* **Task prompt**: Every line below is to be copied exactly, with the pictures left out.

* **Input records**:
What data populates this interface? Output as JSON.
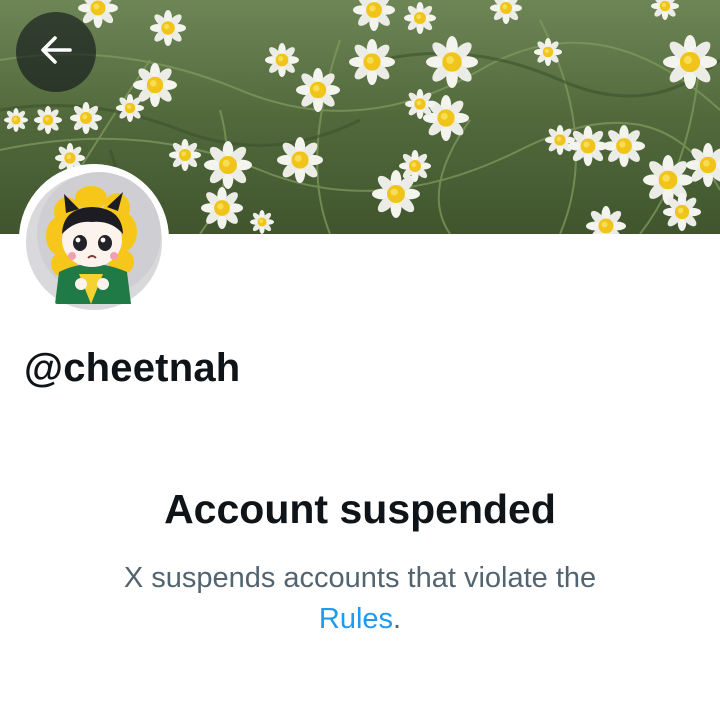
{
  "profile": {
    "handle": "@cheetnah",
    "banner_description": "daisy-meadow-banner",
    "avatar_description": "plush-doll-avatar"
  },
  "navigation": {
    "back_icon": "arrow-left-icon"
  },
  "suspension_notice": {
    "title": "Account suspended",
    "message": "X suspends accounts that violate the",
    "link_label": "Rules",
    "trailing": "."
  },
  "colors": {
    "text_primary": "#0f1419",
    "text_secondary": "#536471",
    "link": "#1d9bf0",
    "back_button_bg": "#0f1419"
  }
}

* **Worked solution**:
What data populates this interface? Output as JSON.
{
  "profile": {
    "handle": "@cheetnah",
    "banner_description": "daisy-meadow-banner",
    "avatar_description": "plush-doll-avatar"
  },
  "navigation": {
    "back_icon": "arrow-left-icon"
  },
  "suspension_notice": {
    "title": "Account suspended",
    "message": "X suspends accounts that violate the",
    "link_label": "Rules",
    "trailing": "."
  },
  "colors": {
    "text_primary": "#0f1419",
    "text_secondary": "#536471",
    "link": "#1d9bf0",
    "back_button_bg": "#0f1419"
  }
}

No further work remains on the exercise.